Scan the material that follows. Copy every line containing the word "this".

(begin)

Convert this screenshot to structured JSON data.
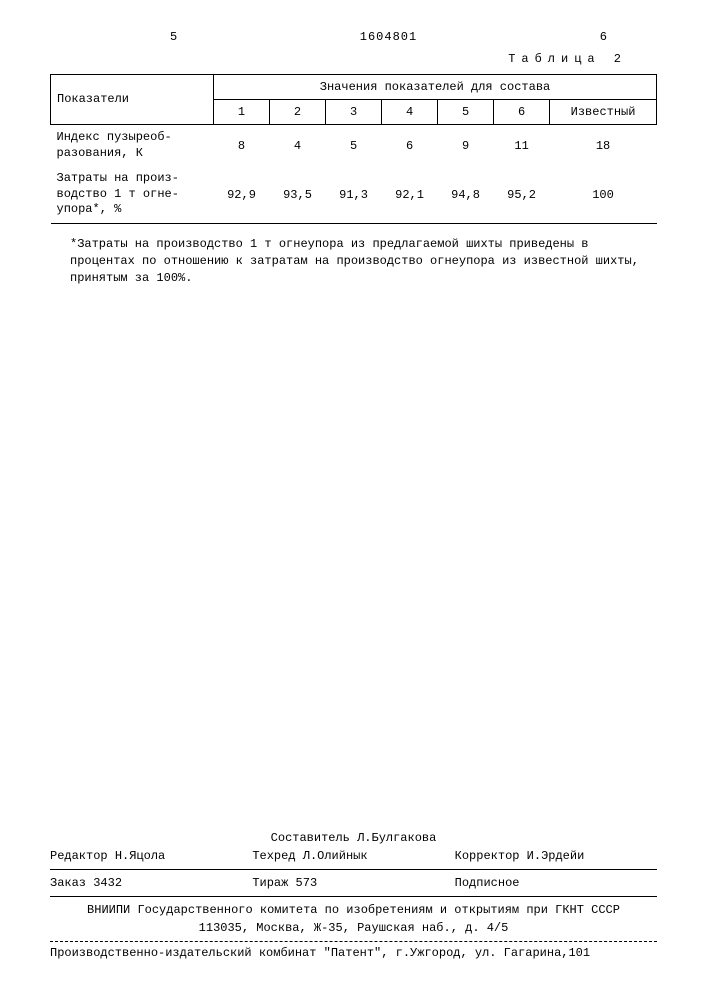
{
  "header": {
    "left_num": "5",
    "doc_number": "1604801",
    "right_num": "6"
  },
  "table": {
    "caption": "Таблица 2",
    "col_header_main": "Показатели",
    "col_header_span": "Значения показателей для состава",
    "subcols": [
      "1",
      "2",
      "3",
      "4",
      "5",
      "6",
      "Известный"
    ],
    "rows": [
      {
        "label": "Индекс пузыреоб-<br>разования, К",
        "values": [
          "8",
          "4",
          "5",
          "6",
          "9",
          "11",
          "18"
        ]
      },
      {
        "label": "Затраты на произ-<br>водство 1 т огне-<br>упора*, %",
        "values": [
          "92,9",
          "93,5",
          "91,3",
          "92,1",
          "94,8",
          "95,2",
          "100"
        ]
      }
    ]
  },
  "footnote": "*Затраты на производство 1 т огнеупора из предлагаемой шихты приведены в процентах по отношению к затратам на производство огнеупора из известной шихты, принятым за 100%.",
  "footer": {
    "compiler_label": "Составитель",
    "compiler_name": "Л.Булгакова",
    "editor_label": "Редактор",
    "editor_name": "Н.Яцола",
    "techred_label": "Техред",
    "techred_name": "Л.Олийнык",
    "corrector_label": "Корректор",
    "corrector_name": "И.Эрдейи",
    "order_label": "Заказ",
    "order_num": "3432",
    "circulation_label": "Тираж",
    "circulation_num": "573",
    "subscription": "Подписное",
    "org_line1": "ВНИИПИ Государственного комитета по изобретениям и открытиям при ГКНТ СССР",
    "org_line2": "113035, Москва, Ж-35, Раушская наб., д. 4/5",
    "publisher": "Производственно-издательский комбинат \"Патент\", г.Ужгород, ул. Гагарина,101"
  }
}
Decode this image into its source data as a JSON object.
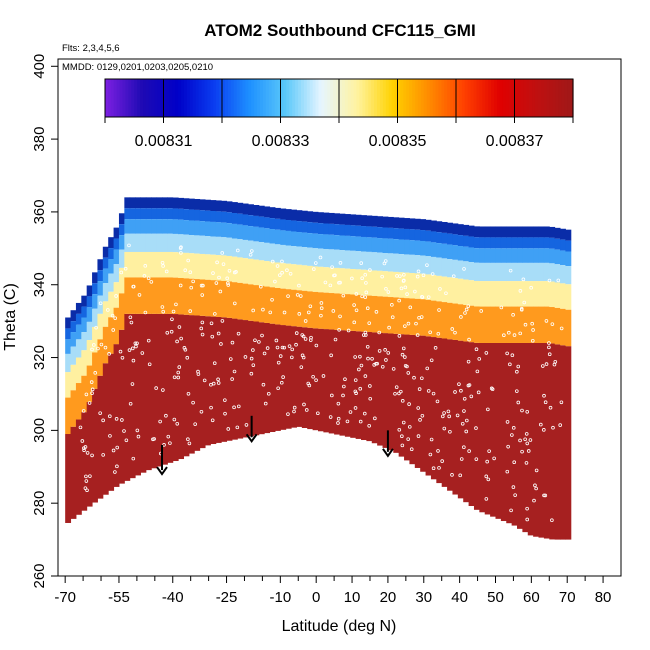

(end)

## SOLUTION
Convert this screenshot to structured JSON data.
Decode this image into its source data as a JSON object.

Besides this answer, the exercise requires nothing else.